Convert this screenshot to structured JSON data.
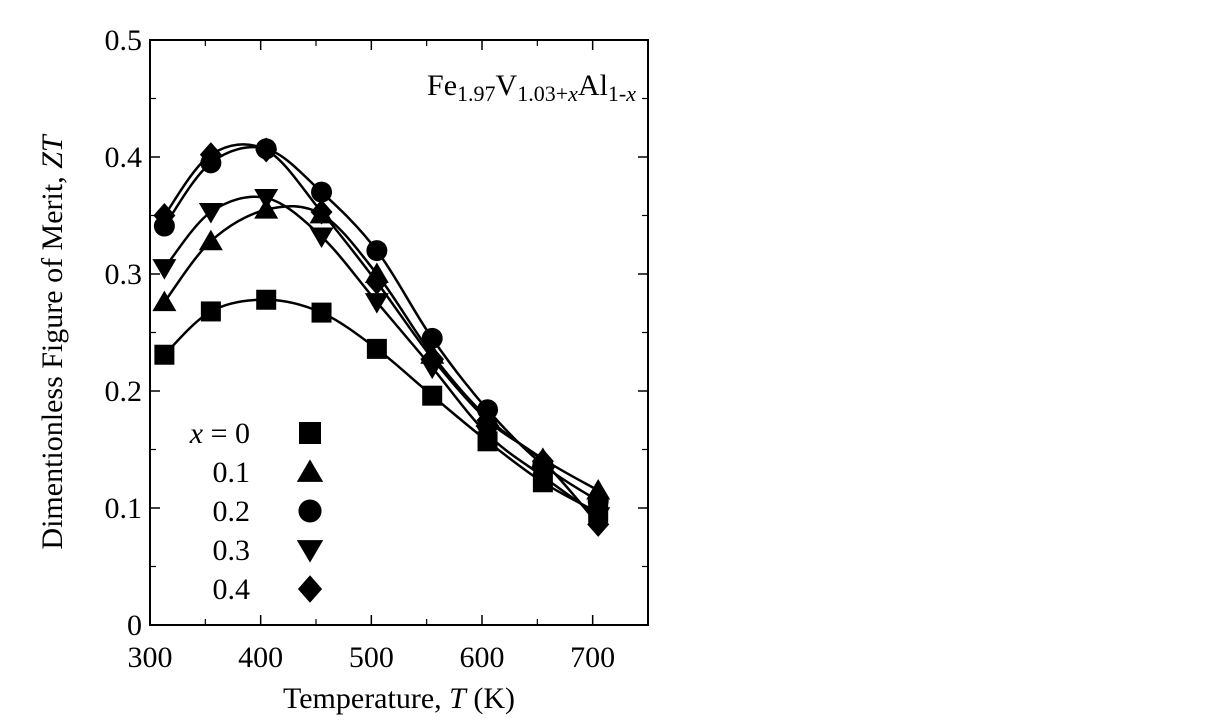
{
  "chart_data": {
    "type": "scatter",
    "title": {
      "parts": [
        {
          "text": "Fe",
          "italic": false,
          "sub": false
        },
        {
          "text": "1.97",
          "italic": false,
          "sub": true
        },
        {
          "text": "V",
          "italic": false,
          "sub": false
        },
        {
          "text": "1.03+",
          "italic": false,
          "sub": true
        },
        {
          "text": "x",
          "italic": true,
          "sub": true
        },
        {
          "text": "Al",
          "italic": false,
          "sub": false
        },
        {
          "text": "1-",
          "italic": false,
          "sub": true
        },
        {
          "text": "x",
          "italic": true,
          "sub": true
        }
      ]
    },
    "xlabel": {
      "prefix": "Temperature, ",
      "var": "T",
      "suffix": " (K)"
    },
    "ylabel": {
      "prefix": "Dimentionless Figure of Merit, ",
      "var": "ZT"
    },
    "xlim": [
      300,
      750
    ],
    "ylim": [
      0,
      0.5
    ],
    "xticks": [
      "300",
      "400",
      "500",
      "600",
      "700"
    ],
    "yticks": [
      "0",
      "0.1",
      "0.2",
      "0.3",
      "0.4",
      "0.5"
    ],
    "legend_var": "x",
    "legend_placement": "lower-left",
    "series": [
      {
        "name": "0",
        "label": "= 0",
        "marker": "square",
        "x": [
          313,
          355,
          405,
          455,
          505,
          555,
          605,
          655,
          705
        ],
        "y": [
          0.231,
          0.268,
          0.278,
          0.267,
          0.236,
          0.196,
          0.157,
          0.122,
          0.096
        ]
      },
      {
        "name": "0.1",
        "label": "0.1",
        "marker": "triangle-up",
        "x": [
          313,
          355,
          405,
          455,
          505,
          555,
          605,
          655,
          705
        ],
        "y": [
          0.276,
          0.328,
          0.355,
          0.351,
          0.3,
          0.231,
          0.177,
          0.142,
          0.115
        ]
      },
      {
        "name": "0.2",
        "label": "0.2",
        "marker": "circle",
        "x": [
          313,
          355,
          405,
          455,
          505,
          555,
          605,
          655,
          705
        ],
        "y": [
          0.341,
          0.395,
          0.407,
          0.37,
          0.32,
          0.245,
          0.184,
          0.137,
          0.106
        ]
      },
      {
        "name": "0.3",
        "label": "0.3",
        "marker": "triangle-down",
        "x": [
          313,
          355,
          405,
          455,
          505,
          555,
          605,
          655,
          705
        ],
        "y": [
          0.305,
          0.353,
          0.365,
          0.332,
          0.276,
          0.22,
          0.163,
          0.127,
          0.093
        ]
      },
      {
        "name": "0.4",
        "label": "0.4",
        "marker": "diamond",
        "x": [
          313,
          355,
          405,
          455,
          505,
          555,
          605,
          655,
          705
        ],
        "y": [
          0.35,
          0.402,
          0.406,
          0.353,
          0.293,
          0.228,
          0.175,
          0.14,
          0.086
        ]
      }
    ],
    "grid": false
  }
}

**Your instructions**
Leave out the pictures and return every record word for word.

**Complete answer**
Convert this screenshot to structured JSON data.
{
  "chart_data": {
    "type": "scatter",
    "title": {
      "parts": [
        {
          "text": "Fe",
          "italic": false,
          "sub": false
        },
        {
          "text": "1.97",
          "italic": false,
          "sub": true
        },
        {
          "text": "V",
          "italic": false,
          "sub": false
        },
        {
          "text": "1.03+",
          "italic": false,
          "sub": true
        },
        {
          "text": "x",
          "italic": true,
          "sub": true
        },
        {
          "text": "Al",
          "italic": false,
          "sub": false
        },
        {
          "text": "1-",
          "italic": false,
          "sub": true
        },
        {
          "text": "x",
          "italic": true,
          "sub": true
        }
      ]
    },
    "xlabel": {
      "prefix": "Temperature, ",
      "var": "T",
      "suffix": " (K)"
    },
    "ylabel": {
      "prefix": "Dimentionless Figure of Merit, ",
      "var": "ZT"
    },
    "xlim": [
      300,
      750
    ],
    "ylim": [
      0,
      0.5
    ],
    "xticks": [
      "300",
      "400",
      "500",
      "600",
      "700"
    ],
    "yticks": [
      "0",
      "0.1",
      "0.2",
      "0.3",
      "0.4",
      "0.5"
    ],
    "legend_var": "x",
    "legend_placement": "lower-left",
    "series": [
      {
        "name": "0",
        "label": "= 0",
        "marker": "square",
        "x": [
          313,
          355,
          405,
          455,
          505,
          555,
          605,
          655,
          705
        ],
        "y": [
          0.231,
          0.268,
          0.278,
          0.267,
          0.236,
          0.196,
          0.157,
          0.122,
          0.096
        ]
      },
      {
        "name": "0.1",
        "label": "0.1",
        "marker": "triangle-up",
        "x": [
          313,
          355,
          405,
          455,
          505,
          555,
          605,
          655,
          705
        ],
        "y": [
          0.276,
          0.328,
          0.355,
          0.351,
          0.3,
          0.231,
          0.177,
          0.142,
          0.115
        ]
      },
      {
        "name": "0.2",
        "label": "0.2",
        "marker": "circle",
        "x": [
          313,
          355,
          405,
          455,
          505,
          555,
          605,
          655,
          705
        ],
        "y": [
          0.341,
          0.395,
          0.407,
          0.37,
          0.32,
          0.245,
          0.184,
          0.137,
          0.106
        ]
      },
      {
        "name": "0.3",
        "label": "0.3",
        "marker": "triangle-down",
        "x": [
          313,
          355,
          405,
          455,
          505,
          555,
          605,
          655,
          705
        ],
        "y": [
          0.305,
          0.353,
          0.365,
          0.332,
          0.276,
          0.22,
          0.163,
          0.127,
          0.093
        ]
      },
      {
        "name": "0.4",
        "label": "0.4",
        "marker": "diamond",
        "x": [
          313,
          355,
          405,
          455,
          505,
          555,
          605,
          655,
          705
        ],
        "y": [
          0.35,
          0.402,
          0.406,
          0.353,
          0.293,
          0.228,
          0.175,
          0.14,
          0.086
        ]
      }
    ],
    "grid": false
  }
}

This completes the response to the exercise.